Recorded data:
▬▬▬▬▬▬

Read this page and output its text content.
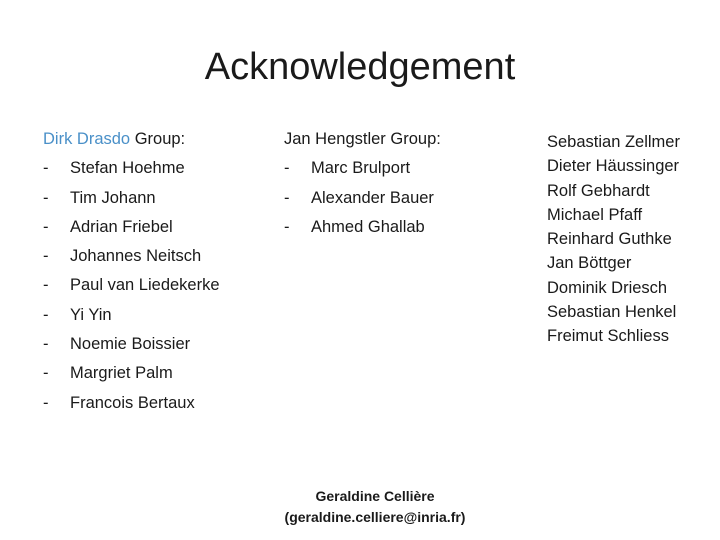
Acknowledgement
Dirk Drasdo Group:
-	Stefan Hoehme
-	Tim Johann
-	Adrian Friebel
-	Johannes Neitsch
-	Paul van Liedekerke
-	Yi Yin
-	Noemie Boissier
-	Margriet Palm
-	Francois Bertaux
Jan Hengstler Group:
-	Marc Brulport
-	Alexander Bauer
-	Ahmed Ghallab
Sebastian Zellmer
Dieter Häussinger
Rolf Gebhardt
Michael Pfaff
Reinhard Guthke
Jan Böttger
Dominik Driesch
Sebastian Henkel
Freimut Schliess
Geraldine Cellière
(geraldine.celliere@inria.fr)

▬▬▬▬▬▬

Write the records out once more, exactly as they appear, with no pictures.

The answer:
Read this page and output its text content.
Acknowledgement
Dirk Drasdo Group:
-	Stefan Hoehme
-	Tim Johann
-	Adrian Friebel
-	Johannes Neitsch
-	Paul van Liedekerke
-	Yi Yin
-	Noemie Boissier
-	Margriet Palm
-	Francois Bertaux
Jan Hengstler Group:
-	Marc Brulport
-	Alexander Bauer
-	Ahmed Ghallab
Sebastian Zellmer
Dieter Häussinger
Rolf Gebhardt
Michael Pfaff
Reinhard Guthke
Jan Böttger
Dominik Driesch
Sebastian Henkel
Freimut Schliess
Geraldine Cellière
(geraldine.celliere@inria.fr)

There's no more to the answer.